Given request
Repeat every line below exactly, word for word.

Source data
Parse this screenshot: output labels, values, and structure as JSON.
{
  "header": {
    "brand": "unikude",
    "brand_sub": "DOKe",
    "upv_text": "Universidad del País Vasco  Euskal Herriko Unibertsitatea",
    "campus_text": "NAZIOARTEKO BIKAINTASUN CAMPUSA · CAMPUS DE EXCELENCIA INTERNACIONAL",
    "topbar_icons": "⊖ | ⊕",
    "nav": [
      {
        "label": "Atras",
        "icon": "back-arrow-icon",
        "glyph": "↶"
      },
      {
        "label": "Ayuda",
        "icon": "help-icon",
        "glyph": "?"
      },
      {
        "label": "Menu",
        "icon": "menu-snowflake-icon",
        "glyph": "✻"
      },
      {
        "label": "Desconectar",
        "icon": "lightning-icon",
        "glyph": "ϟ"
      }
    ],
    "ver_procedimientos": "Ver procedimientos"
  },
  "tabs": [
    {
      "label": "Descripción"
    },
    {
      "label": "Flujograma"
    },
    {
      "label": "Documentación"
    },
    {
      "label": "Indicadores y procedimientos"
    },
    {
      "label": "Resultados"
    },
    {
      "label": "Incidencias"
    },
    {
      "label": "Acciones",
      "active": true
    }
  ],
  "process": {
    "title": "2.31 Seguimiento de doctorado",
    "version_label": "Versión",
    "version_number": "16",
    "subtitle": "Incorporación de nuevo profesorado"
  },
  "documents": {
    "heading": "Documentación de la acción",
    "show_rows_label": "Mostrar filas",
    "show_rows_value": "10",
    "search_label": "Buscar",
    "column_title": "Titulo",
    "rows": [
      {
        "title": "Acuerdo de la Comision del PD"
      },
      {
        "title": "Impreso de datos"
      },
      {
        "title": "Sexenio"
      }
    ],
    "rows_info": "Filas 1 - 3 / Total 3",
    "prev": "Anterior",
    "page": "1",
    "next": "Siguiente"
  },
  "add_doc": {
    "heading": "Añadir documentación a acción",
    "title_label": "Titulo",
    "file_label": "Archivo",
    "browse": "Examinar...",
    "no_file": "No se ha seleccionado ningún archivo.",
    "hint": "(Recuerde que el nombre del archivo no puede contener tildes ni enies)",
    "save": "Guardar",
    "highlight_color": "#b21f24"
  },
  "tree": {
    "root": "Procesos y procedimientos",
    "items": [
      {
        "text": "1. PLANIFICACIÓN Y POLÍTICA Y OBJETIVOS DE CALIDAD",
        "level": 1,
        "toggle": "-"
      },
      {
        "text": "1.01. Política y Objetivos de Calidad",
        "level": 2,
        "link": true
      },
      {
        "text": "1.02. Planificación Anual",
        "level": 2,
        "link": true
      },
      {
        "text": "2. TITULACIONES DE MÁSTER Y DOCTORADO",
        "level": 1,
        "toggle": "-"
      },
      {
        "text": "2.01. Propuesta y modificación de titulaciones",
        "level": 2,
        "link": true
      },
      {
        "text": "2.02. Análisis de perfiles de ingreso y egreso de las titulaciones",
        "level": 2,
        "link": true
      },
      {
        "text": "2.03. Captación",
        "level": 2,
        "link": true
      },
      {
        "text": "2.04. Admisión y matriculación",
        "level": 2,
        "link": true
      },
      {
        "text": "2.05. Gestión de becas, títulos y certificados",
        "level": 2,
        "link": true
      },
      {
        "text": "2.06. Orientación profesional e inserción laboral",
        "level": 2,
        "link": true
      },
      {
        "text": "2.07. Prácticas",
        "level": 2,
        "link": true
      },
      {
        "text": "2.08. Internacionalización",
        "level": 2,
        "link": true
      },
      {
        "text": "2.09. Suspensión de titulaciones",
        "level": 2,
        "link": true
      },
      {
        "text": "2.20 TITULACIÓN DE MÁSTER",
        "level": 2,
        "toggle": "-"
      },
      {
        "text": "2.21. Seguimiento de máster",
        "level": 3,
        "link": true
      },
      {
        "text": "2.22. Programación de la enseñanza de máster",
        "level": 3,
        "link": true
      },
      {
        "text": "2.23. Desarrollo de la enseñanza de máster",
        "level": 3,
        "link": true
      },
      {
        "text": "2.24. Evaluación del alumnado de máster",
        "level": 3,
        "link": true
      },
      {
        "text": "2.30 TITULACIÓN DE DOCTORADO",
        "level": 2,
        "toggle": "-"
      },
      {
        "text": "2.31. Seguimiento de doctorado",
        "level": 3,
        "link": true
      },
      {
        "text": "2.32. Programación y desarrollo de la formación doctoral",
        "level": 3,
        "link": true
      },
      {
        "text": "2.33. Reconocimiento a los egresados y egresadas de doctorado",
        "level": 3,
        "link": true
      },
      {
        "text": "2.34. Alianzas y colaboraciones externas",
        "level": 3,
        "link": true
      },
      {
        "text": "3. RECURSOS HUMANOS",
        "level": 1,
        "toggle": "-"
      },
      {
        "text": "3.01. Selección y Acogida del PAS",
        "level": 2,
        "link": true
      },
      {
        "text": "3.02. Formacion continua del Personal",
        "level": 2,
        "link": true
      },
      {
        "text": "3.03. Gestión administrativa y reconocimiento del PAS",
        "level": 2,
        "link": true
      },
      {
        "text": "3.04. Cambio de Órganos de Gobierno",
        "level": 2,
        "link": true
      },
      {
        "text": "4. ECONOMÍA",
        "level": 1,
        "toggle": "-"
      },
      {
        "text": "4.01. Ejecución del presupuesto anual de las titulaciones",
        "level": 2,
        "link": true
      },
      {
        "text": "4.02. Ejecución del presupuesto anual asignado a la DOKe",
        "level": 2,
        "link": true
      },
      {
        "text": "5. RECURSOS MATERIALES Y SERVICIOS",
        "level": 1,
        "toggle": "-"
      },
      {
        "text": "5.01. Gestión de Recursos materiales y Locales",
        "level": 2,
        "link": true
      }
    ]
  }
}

Finished task
Parse this screenshot: output labels, values, and structure as JSON.
{
  "header": {
    "brand": "unikude",
    "brand_sub": "DOKe",
    "upv_text": "Universidad del País Vasco  Euskal Herriko Unibertsitatea",
    "campus_text": "NAZIOARTEKO BIKAINTASUN CAMPUSA · CAMPUS DE EXCELENCIA INTERNACIONAL",
    "topbar_icons": "⊖ | ⊕",
    "nav": [
      {
        "label": "Atras",
        "icon": "back-arrow-icon",
        "glyph": "↶"
      },
      {
        "label": "Ayuda",
        "icon": "help-icon",
        "glyph": "?"
      },
      {
        "label": "Menu",
        "icon": "menu-snowflake-icon",
        "glyph": "✻"
      },
      {
        "label": "Desconectar",
        "icon": "lightning-icon",
        "glyph": "ϟ"
      }
    ],
    "ver_procedimientos": "Ver procedimientos"
  },
  "tabs": [
    {
      "label": "Descripción"
    },
    {
      "label": "Flujograma"
    },
    {
      "label": "Documentación"
    },
    {
      "label": "Indicadores y procedimientos"
    },
    {
      "label": "Resultados"
    },
    {
      "label": "Incidencias"
    },
    {
      "label": "Acciones",
      "active": true
    }
  ],
  "process": {
    "title": "2.31 Seguimiento de doctorado",
    "version_label": "Versión",
    "version_number": "16",
    "subtitle": "Incorporación de nuevo profesorado"
  },
  "documents": {
    "heading": "Documentación de la acción",
    "show_rows_label": "Mostrar filas",
    "show_rows_value": "10",
    "search_label": "Buscar",
    "column_title": "Titulo",
    "rows": [
      {
        "title": "Acuerdo de la Comision del PD"
      },
      {
        "title": "Impreso de datos"
      },
      {
        "title": "Sexenio"
      }
    ],
    "rows_info": "Filas 1 - 3 / Total 3",
    "prev": "Anterior",
    "page": "1",
    "next": "Siguiente"
  },
  "add_doc": {
    "heading": "Añadir documentación a acción",
    "title_label": "Titulo",
    "file_label": "Archivo",
    "browse": "Examinar...",
    "no_file": "No se ha seleccionado ningún archivo.",
    "hint": "(Recuerde que el nombre del archivo no puede contener tildes ni enies)",
    "save": "Guardar",
    "highlight_color": "#b21f24"
  },
  "tree": {
    "root": "Procesos y procedimientos",
    "items": [
      {
        "text": "1. PLANIFICACIÓN Y POLÍTICA Y OBJETIVOS DE CALIDAD",
        "level": 1,
        "toggle": "-"
      },
      {
        "text": "1.01. Política y Objetivos de Calidad",
        "level": 2,
        "link": true
      },
      {
        "text": "1.02. Planificación Anual",
        "level": 2,
        "link": true
      },
      {
        "text": "2. TITULACIONES DE MÁSTER Y DOCTORADO",
        "level": 1,
        "toggle": "-"
      },
      {
        "text": "2.01. Propuesta y modificación de titulaciones",
        "level": 2,
        "link": true
      },
      {
        "text": "2.02. Análisis de perfiles de ingreso y egreso de las titulaciones",
        "level": 2,
        "link": true
      },
      {
        "text": "2.03. Captación",
        "level": 2,
        "link": true
      },
      {
        "text": "2.04. Admisión y matriculación",
        "level": 2,
        "link": true
      },
      {
        "text": "2.05. Gestión de becas, títulos y certificados",
        "level": 2,
        "link": true
      },
      {
        "text": "2.06. Orientación profesional e inserción laboral",
        "level": 2,
        "link": true
      },
      {
        "text": "2.07. Prácticas",
        "level": 2,
        "link": true
      },
      {
        "text": "2.08. Internacionalización",
        "level": 2,
        "link": true
      },
      {
        "text": "2.09. Suspensión de titulaciones",
        "level": 2,
        "link": true
      },
      {
        "text": "2.20 TITULACIÓN DE MÁSTER",
        "level": 2,
        "toggle": "-"
      },
      {
        "text": "2.21. Seguimiento de máster",
        "level": 3,
        "link": true
      },
      {
        "text": "2.22. Programación de la enseñanza de máster",
        "level": 3,
        "link": true
      },
      {
        "text": "2.23. Desarrollo de la enseñanza de máster",
        "level": 3,
        "link": true
      },
      {
        "text": "2.24. Evaluación del alumnado de máster",
        "level": 3,
        "link": true
      },
      {
        "text": "2.30 TITULACIÓN DE DOCTORADO",
        "level": 2,
        "toggle": "-"
      },
      {
        "text": "2.31. Seguimiento de doctorado",
        "level": 3,
        "link": true
      },
      {
        "text": "2.32. Programación y desarrollo de la formación doctoral",
        "level": 3,
        "link": true
      },
      {
        "text": "2.33. Reconocimiento a los egresados y egresadas de doctorado",
        "level": 3,
        "link": true
      },
      {
        "text": "2.34. Alianzas y colaboraciones externas",
        "level": 3,
        "link": true
      },
      {
        "text": "3. RECURSOS HUMANOS",
        "level": 1,
        "toggle": "-"
      },
      {
        "text": "3.01. Selección y Acogida del PAS",
        "level": 2,
        "link": true
      },
      {
        "text": "3.02. Formacion continua del Personal",
        "level": 2,
        "link": true
      },
      {
        "text": "3.03. Gestión administrativa y reconocimiento del PAS",
        "level": 2,
        "link": true
      },
      {
        "text": "3.04. Cambio de Órganos de Gobierno",
        "level": 2,
        "link": true
      },
      {
        "text": "4. ECONOMÍA",
        "level": 1,
        "toggle": "-"
      },
      {
        "text": "4.01. Ejecución del presupuesto anual de las titulaciones",
        "level": 2,
        "link": true
      },
      {
        "text": "4.02. Ejecución del presupuesto anual asignado a la DOKe",
        "level": 2,
        "link": true
      },
      {
        "text": "5. RECURSOS MATERIALES Y SERVICIOS",
        "level": 1,
        "toggle": "-"
      },
      {
        "text": "5.01. Gestión de Recursos materiales y Locales",
        "level": 2,
        "link": true
      }
    ]
  }
}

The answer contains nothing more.